Materials provided:
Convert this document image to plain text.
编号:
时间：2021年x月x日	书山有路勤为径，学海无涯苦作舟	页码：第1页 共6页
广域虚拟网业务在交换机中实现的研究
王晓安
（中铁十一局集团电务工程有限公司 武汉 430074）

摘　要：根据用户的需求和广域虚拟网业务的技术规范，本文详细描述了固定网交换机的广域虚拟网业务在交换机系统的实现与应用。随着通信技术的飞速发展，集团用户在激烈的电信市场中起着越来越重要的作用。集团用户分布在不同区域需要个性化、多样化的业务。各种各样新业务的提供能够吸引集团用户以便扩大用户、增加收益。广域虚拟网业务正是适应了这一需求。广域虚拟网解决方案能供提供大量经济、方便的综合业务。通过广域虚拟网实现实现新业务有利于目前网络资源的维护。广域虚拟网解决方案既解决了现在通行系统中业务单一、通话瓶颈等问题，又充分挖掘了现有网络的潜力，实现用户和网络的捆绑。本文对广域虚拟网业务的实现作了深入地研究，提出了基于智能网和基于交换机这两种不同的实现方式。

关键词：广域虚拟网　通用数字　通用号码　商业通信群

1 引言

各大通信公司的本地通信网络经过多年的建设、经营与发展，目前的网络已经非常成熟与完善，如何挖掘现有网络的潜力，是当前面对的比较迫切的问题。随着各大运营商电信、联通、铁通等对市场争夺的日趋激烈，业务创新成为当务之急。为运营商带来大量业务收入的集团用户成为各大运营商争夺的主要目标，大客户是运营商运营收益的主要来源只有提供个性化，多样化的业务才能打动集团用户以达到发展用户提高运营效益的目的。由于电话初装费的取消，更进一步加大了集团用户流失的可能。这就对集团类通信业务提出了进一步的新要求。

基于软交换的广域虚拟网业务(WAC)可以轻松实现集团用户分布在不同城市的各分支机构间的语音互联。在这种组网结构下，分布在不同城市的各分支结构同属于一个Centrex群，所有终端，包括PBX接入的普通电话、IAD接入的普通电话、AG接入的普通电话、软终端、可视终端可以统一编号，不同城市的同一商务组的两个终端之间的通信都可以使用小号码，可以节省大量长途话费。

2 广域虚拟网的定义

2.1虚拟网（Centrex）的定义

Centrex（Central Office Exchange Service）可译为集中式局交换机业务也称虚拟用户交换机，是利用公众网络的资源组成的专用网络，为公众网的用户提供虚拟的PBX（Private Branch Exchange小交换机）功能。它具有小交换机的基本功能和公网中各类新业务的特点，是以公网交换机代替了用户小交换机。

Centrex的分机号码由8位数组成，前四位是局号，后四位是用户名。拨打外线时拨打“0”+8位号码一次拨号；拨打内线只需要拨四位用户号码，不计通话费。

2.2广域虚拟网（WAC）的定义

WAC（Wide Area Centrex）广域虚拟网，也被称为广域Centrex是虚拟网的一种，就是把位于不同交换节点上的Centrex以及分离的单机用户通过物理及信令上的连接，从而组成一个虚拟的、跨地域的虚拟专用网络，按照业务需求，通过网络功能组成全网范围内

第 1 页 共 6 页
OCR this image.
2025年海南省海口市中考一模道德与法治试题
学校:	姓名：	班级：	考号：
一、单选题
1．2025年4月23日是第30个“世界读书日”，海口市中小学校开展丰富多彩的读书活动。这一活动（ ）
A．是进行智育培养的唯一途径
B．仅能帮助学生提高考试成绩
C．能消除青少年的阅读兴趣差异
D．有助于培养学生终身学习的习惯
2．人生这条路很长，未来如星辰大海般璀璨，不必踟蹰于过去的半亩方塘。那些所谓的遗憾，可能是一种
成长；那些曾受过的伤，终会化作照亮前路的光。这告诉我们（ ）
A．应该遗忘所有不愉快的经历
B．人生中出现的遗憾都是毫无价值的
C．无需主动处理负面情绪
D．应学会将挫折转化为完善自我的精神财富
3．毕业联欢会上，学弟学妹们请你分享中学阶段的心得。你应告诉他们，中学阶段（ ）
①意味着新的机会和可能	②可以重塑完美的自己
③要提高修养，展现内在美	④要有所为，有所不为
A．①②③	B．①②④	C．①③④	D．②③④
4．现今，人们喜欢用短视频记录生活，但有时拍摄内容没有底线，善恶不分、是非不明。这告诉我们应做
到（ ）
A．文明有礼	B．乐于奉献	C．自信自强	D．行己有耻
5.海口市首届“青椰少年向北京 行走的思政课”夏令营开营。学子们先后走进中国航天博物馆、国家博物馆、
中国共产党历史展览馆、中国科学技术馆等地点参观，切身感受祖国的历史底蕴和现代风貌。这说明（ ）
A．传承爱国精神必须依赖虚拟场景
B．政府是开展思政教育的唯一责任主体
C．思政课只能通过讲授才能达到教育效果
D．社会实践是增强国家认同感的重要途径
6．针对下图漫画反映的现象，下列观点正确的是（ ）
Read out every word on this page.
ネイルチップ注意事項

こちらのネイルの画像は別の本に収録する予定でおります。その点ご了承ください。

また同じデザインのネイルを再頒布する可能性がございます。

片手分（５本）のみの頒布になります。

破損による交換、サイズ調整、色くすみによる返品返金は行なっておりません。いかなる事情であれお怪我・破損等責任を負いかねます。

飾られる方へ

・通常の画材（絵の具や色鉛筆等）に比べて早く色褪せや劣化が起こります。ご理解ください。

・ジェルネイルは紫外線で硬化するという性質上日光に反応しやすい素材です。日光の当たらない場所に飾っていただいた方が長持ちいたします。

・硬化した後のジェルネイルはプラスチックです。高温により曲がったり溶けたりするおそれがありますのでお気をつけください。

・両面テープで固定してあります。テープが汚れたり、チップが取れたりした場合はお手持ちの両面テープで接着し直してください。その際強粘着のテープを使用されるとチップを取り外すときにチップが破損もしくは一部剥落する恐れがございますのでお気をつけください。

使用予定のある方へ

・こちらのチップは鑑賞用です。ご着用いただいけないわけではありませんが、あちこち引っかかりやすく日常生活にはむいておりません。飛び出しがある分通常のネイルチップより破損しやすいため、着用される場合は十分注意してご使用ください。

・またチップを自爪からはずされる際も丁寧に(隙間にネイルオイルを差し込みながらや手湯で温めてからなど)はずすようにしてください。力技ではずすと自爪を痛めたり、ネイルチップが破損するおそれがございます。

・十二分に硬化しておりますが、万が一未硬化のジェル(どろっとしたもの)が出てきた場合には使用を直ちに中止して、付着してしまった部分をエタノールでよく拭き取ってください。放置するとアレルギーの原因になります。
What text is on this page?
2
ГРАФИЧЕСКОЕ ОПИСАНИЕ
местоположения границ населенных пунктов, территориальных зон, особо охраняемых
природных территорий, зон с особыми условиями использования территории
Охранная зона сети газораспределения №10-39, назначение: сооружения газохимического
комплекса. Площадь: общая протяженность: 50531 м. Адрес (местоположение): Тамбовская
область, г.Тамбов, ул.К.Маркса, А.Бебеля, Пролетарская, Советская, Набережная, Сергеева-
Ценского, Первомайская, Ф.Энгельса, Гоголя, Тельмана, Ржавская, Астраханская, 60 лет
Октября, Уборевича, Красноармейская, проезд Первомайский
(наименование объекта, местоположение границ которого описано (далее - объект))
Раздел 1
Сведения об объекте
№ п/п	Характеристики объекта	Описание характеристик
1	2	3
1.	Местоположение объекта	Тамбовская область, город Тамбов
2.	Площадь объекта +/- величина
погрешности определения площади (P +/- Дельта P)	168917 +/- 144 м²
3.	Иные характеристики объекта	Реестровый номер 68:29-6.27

Written request: Gather each line in these records that contains the string "page".

Result for this exercise:
Read out every word on this page.
What text is on this page?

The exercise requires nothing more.